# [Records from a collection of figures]
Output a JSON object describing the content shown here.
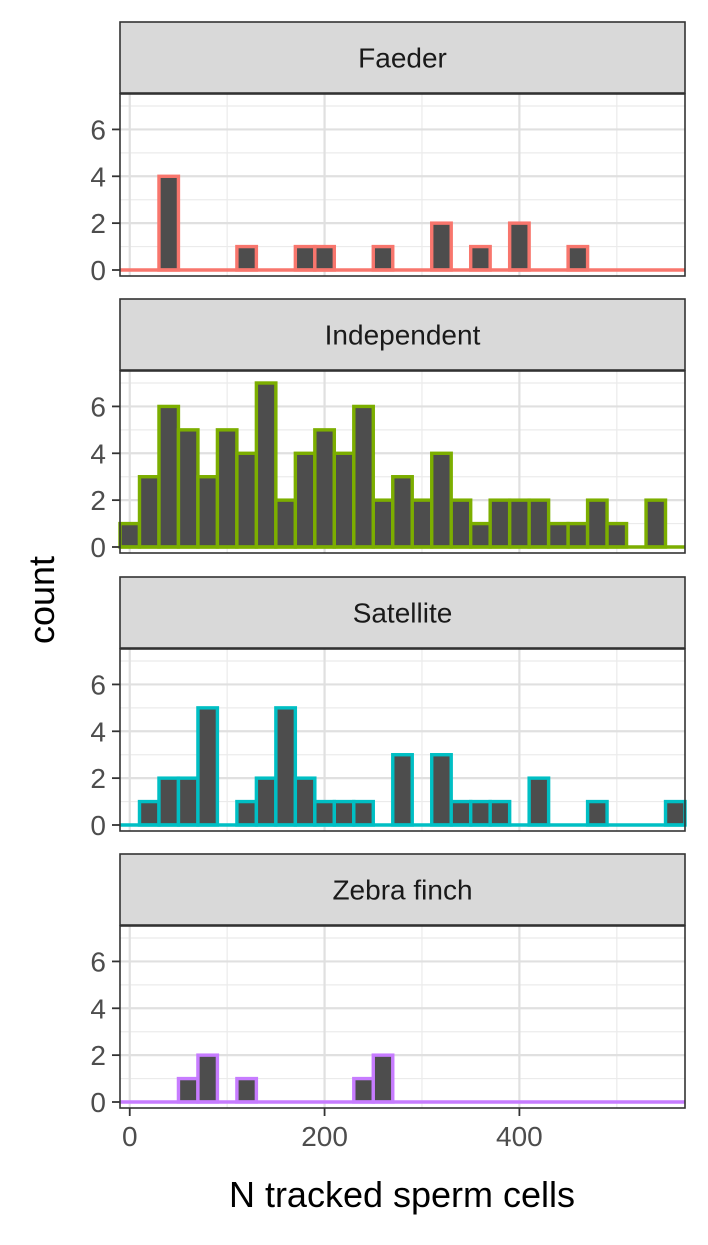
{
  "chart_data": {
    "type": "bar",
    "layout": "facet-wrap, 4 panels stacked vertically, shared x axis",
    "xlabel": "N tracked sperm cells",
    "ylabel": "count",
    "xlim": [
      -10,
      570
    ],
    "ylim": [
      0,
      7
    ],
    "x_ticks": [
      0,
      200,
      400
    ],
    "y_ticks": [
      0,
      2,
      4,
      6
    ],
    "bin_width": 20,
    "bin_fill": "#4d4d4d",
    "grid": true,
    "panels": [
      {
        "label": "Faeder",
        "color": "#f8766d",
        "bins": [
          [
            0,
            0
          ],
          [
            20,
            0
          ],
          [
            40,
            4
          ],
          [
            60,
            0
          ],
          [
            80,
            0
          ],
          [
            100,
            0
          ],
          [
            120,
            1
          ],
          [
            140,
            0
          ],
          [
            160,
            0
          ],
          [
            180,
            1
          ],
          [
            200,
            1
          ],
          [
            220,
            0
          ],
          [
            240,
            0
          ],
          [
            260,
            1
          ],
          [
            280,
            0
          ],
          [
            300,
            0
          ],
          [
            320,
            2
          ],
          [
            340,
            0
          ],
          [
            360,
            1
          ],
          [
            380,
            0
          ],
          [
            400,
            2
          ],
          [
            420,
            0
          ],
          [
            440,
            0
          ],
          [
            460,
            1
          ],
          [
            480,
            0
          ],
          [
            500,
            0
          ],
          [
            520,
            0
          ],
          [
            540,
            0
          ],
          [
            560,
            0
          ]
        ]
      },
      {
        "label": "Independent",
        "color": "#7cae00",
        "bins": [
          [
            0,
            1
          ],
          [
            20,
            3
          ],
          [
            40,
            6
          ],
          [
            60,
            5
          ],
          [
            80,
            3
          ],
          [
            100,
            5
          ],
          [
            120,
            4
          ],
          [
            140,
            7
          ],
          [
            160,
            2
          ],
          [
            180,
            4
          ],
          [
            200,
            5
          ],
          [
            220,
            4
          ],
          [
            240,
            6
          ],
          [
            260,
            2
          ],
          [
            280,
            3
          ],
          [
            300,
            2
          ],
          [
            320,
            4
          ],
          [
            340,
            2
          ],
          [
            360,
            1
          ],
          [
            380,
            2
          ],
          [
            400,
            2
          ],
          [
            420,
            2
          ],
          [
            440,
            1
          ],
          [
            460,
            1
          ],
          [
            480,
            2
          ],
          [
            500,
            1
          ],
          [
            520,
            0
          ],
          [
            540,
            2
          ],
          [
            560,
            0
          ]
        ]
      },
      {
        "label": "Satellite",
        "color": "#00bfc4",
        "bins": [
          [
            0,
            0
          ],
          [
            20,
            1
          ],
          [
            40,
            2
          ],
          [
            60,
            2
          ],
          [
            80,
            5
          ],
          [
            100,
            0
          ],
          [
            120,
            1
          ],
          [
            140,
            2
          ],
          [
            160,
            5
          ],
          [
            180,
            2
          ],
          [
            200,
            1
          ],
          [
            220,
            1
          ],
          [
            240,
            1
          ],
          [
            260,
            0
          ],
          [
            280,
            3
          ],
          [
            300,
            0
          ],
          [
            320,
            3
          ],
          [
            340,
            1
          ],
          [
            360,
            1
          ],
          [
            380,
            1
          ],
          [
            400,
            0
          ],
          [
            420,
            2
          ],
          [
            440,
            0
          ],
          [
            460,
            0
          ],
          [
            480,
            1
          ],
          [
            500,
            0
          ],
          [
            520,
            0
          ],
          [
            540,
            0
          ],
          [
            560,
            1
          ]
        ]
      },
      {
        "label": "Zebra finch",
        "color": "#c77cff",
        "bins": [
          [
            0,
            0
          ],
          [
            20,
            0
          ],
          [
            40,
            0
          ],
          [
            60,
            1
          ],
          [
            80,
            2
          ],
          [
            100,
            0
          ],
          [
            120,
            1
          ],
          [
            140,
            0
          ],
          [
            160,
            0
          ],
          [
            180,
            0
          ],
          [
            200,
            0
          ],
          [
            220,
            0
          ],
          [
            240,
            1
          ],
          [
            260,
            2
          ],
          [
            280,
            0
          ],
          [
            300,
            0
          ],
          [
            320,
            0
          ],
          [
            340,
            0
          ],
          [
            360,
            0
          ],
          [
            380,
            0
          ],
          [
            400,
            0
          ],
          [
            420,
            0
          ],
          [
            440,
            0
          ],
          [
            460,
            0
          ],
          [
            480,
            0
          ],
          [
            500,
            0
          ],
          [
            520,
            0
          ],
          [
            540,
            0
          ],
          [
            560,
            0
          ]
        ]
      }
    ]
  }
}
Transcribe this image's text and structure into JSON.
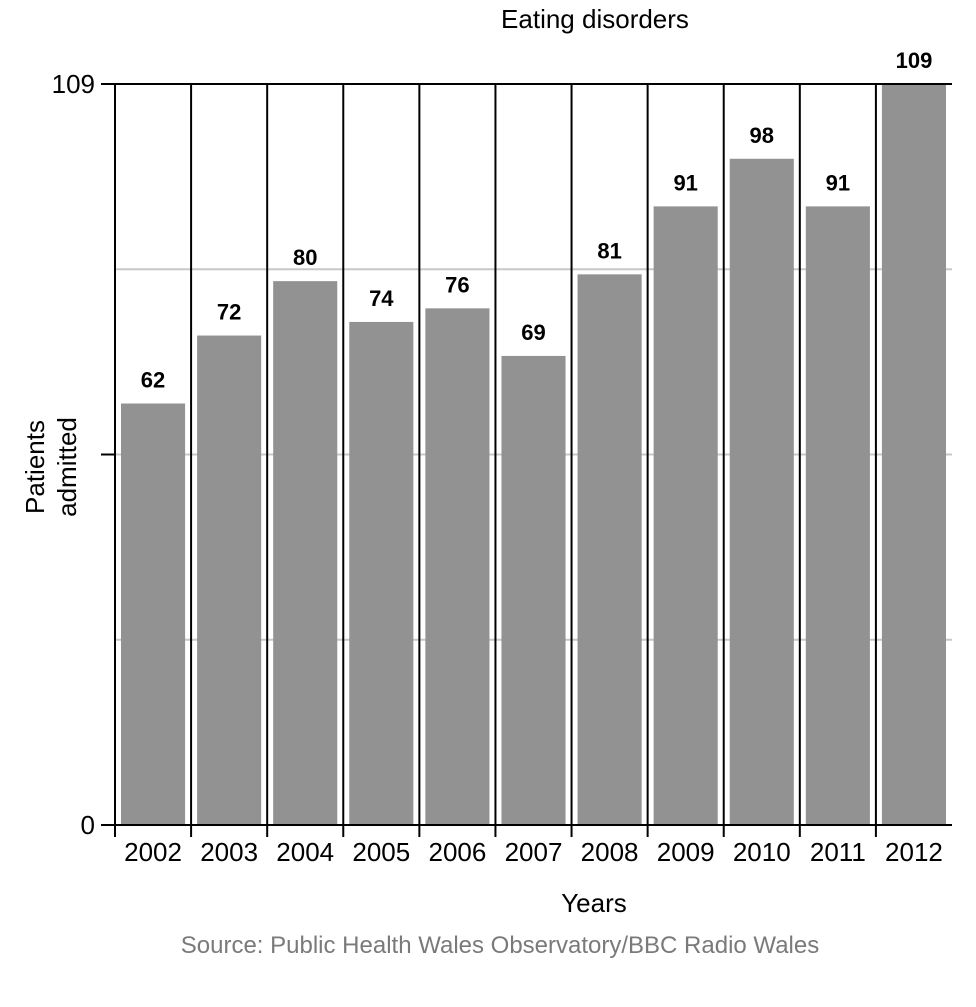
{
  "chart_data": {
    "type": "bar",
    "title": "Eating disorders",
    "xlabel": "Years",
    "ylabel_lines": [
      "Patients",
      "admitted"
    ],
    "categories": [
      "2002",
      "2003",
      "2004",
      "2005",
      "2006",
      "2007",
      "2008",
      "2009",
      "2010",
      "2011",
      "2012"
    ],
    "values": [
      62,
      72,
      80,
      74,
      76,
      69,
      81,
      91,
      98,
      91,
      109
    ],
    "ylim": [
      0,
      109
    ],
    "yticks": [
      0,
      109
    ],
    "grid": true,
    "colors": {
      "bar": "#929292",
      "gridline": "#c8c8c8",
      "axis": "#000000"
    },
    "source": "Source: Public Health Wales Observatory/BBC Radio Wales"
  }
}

* * *

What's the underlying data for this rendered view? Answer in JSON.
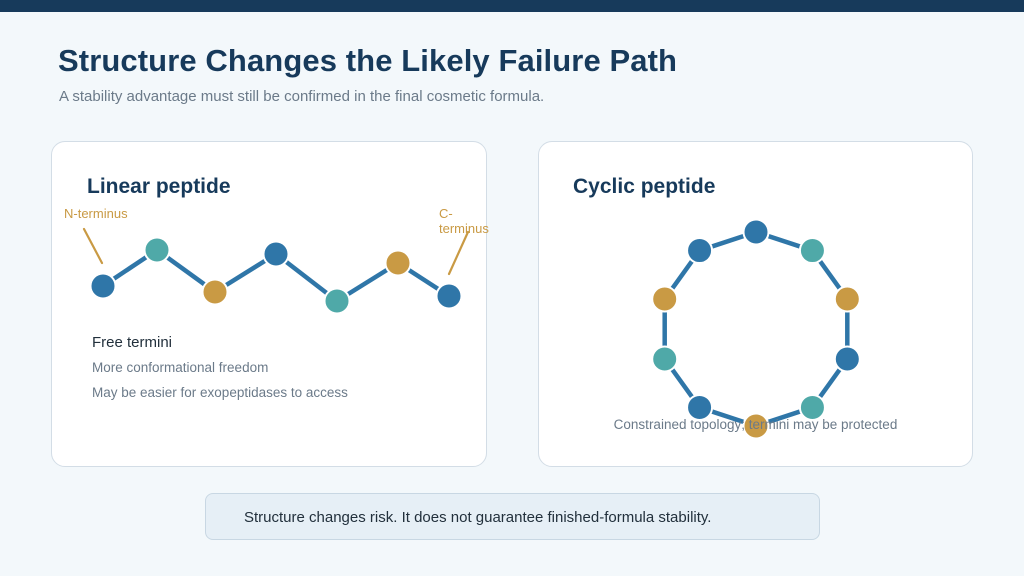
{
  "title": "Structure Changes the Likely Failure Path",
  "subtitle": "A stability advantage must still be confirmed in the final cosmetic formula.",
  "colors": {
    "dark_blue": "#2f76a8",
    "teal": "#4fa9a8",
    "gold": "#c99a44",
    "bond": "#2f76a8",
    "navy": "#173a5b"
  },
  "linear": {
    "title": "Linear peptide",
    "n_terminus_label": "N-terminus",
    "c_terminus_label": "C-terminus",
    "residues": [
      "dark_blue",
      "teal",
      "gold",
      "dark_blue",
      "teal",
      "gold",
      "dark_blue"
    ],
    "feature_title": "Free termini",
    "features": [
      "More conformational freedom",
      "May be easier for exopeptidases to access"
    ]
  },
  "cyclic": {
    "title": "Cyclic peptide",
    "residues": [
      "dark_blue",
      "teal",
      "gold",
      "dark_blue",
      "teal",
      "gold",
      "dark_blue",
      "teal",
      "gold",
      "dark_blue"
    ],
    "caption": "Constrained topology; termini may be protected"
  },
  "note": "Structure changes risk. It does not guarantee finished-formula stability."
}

# [Work task]
Return every line above where "this" appears.

# [Response area]
Transcribe this image's text and structure into JSON.
What's the underlying data for this rendered view? Answer in JSON.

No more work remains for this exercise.